YOUR TASK
Return all of the entries exactly, with nothing added or left out.

[Stored items]
----
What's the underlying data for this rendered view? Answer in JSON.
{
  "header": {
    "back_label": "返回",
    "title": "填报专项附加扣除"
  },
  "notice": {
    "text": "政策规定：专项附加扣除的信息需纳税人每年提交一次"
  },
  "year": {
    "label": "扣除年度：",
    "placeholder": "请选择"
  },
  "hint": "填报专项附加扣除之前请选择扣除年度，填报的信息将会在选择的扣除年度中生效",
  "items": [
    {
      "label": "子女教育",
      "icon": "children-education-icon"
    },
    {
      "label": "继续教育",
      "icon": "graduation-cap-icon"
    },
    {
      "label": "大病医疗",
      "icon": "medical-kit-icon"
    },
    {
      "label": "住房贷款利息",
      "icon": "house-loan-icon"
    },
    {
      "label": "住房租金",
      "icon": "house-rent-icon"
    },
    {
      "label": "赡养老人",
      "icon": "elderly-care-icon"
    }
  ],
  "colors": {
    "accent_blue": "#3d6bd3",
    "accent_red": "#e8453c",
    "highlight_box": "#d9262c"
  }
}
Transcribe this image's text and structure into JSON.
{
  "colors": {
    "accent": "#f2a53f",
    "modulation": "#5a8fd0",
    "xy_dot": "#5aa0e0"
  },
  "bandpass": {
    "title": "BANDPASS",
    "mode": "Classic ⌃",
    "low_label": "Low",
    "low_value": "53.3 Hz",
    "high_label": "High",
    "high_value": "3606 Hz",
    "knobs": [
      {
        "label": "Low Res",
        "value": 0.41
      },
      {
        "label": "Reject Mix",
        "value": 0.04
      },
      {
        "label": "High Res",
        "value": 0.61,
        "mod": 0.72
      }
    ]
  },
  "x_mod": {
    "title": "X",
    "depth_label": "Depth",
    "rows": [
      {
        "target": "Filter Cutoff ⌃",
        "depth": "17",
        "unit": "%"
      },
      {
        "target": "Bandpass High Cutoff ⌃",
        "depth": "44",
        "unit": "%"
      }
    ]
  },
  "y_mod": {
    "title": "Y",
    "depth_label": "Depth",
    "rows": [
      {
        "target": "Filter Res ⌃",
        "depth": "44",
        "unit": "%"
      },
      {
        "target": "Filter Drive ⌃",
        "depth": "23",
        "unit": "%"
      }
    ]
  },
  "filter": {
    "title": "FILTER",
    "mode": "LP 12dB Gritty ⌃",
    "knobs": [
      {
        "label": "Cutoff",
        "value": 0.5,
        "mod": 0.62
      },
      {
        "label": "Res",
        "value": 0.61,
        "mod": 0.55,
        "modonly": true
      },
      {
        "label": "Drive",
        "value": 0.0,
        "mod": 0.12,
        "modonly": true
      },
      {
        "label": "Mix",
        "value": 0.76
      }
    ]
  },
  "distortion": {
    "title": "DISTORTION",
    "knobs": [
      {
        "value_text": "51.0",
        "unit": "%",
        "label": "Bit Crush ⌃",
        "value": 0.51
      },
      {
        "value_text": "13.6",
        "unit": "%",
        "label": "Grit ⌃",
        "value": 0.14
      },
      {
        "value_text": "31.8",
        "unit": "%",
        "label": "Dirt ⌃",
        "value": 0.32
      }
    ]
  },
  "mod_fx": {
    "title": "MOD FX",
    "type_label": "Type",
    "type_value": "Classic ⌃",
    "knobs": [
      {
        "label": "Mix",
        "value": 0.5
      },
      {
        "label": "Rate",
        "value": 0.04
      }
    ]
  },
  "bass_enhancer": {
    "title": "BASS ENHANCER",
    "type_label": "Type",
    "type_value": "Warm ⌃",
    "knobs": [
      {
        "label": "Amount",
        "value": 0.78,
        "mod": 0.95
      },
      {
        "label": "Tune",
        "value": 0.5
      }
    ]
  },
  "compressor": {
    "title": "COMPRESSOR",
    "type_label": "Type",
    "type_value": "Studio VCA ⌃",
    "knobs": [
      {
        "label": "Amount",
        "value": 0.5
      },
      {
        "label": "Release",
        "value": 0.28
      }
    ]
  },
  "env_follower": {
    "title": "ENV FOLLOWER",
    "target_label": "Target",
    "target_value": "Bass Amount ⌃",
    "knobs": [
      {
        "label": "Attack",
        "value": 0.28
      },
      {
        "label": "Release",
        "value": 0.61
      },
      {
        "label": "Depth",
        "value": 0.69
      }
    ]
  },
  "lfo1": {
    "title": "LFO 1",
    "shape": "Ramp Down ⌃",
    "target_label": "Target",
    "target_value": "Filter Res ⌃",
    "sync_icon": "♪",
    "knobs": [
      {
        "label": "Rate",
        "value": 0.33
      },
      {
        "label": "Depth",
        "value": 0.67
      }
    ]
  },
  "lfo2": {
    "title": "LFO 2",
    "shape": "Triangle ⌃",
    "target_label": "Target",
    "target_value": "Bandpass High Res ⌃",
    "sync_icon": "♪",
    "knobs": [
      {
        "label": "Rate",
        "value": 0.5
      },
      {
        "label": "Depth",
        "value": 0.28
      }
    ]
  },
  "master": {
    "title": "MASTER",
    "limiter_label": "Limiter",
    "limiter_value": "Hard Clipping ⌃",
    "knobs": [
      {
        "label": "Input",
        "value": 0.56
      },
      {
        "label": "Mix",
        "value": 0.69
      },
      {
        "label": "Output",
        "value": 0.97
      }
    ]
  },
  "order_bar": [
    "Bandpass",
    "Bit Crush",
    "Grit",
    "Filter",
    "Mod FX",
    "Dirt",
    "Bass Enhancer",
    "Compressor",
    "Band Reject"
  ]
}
----
TASK ANSWER
What's the underlying data for this rendered view? Answer in JSON.
{
  "header": {
    "back_label": "返回",
    "title": "填报专项附加扣除"
  },
  "notice": {
    "text": "政策规定：专项附加扣除的信息需纳税人每年提交一次"
  },
  "year": {
    "label": "扣除年度：",
    "placeholder": "请选择"
  },
  "hint": "填报专项附加扣除之前请选择扣除年度，填报的信息将会在选择的扣除年度中生效",
  "items": [
    {
      "label": "子女教育",
      "icon": "children-education-icon"
    },
    {
      "label": "继续教育",
      "icon": "graduation-cap-icon"
    },
    {
      "label": "大病医疗",
      "icon": "medical-kit-icon"
    },
    {
      "label": "住房贷款利息",
      "icon": "house-loan-icon"
    },
    {
      "label": "住房租金",
      "icon": "house-rent-icon"
    },
    {
      "label": "赡养老人",
      "icon": "elderly-care-icon"
    }
  ],
  "colors": {
    "accent_blue": "#3d6bd3",
    "accent_red": "#e8453c",
    "highlight_box": "#d9262c"
  }
}
Transcribe this image's text and structure into JSON.
{
  "colors": {
    "accent": "#f2a53f",
    "modulation": "#5a8fd0",
    "xy_dot": "#5aa0e0"
  },
  "bandpass": {
    "title": "BANDPASS",
    "mode": "Classic ⌃",
    "low_label": "Low",
    "low_value": "53.3 Hz",
    "high_label": "High",
    "high_value": "3606 Hz",
    "knobs": [
      {
        "label": "Low Res",
        "value": 0.41
      },
      {
        "label": "Reject Mix",
        "value": 0.04
      },
      {
        "label": "High Res",
        "value": 0.61,
        "mod": 0.72
      }
    ]
  },
  "x_mod": {
    "title": "X",
    "depth_label": "Depth",
    "rows": [
      {
        "target": "Filter Cutoff ⌃",
        "depth": "17",
        "unit": "%"
      },
      {
        "target": "Bandpass High Cutoff ⌃",
        "depth": "44",
        "unit": "%"
      }
    ]
  },
  "y_mod": {
    "title": "Y",
    "depth_label": "Depth",
    "rows": [
      {
        "target": "Filter Res ⌃",
        "depth": "44",
        "unit": "%"
      },
      {
        "target": "Filter Drive ⌃",
        "depth": "23",
        "unit": "%"
      }
    ]
  },
  "filter": {
    "title": "FILTER",
    "mode": "LP 12dB Gritty ⌃",
    "knobs": [
      {
        "label": "Cutoff",
        "value": 0.5,
        "mod": 0.62
      },
      {
        "label": "Res",
        "value": 0.61,
        "mod": 0.55,
        "modonly": true
      },
      {
        "label": "Drive",
        "value": 0.0,
        "mod": 0.12,
        "modonly": true
      },
      {
        "label": "Mix",
        "value": 0.76
      }
    ]
  },
  "distortion": {
    "title": "DISTORTION",
    "knobs": [
      {
        "value_text": "51.0",
        "unit": "%",
        "label": "Bit Crush ⌃",
        "value": 0.51
      },
      {
        "value_text": "13.6",
        "unit": "%",
        "label": "Grit ⌃",
        "value": 0.14
      },
      {
        "value_text": "31.8",
        "unit": "%",
        "label": "Dirt ⌃",
        "value": 0.32
      }
    ]
  },
  "mod_fx": {
    "title": "MOD FX",
    "type_label": "Type",
    "type_value": "Classic ⌃",
    "knobs": [
      {
        "label": "Mix",
        "value": 0.5
      },
      {
        "label": "Rate",
        "value": 0.04
      }
    ]
  },
  "bass_enhancer": {
    "title": "BASS ENHANCER",
    "type_label": "Type",
    "type_value": "Warm ⌃",
    "knobs": [
      {
        "label": "Amount",
        "value": 0.78,
        "mod": 0.95
      },
      {
        "label": "Tune",
        "value": 0.5
      }
    ]
  },
  "compressor": {
    "title": "COMPRESSOR",
    "type_label": "Type",
    "type_value": "Studio VCA ⌃",
    "knobs": [
      {
        "label": "Amount",
        "value": 0.5
      },
      {
        "label": "Release",
        "value": 0.28
      }
    ]
  },
  "env_follower": {
    "title": "ENV FOLLOWER",
    "target_label": "Target",
    "target_value": "Bass Amount ⌃",
    "knobs": [
      {
        "label": "Attack",
        "value": 0.28
      },
      {
        "label": "Release",
        "value": 0.61
      },
      {
        "label": "Depth",
        "value": 0.69
      }
    ]
  },
  "lfo1": {
    "title": "LFO 1",
    "shape": "Ramp Down ⌃",
    "target_label": "Target",
    "target_value": "Filter Res ⌃",
    "sync_icon": "♪",
    "knobs": [
      {
        "label": "Rate",
        "value": 0.33
      },
      {
        "label": "Depth",
        "value": 0.67
      }
    ]
  },
  "lfo2": {
    "title": "LFO 2",
    "shape": "Triangle ⌃",
    "target_label": "Target",
    "target_value": "Bandpass High Res ⌃",
    "sync_icon": "♪",
    "knobs": [
      {
        "label": "Rate",
        "value": 0.5
      },
      {
        "label": "Depth",
        "value": 0.28
      }
    ]
  },
  "master": {
    "title": "MASTER",
    "limiter_label": "Limiter",
    "limiter_value": "Hard Clipping ⌃",
    "knobs": [
      {
        "label": "Input",
        "value": 0.56
      },
      {
        "label": "Mix",
        "value": 0.69
      },
      {
        "label": "Output",
        "value": 0.97
      }
    ]
  },
  "order_bar": [
    "Bandpass",
    "Bit Crush",
    "Grit",
    "Filter",
    "Mod FX",
    "Dirt",
    "Bass Enhancer",
    "Compressor",
    "Band Reject"
  ]
}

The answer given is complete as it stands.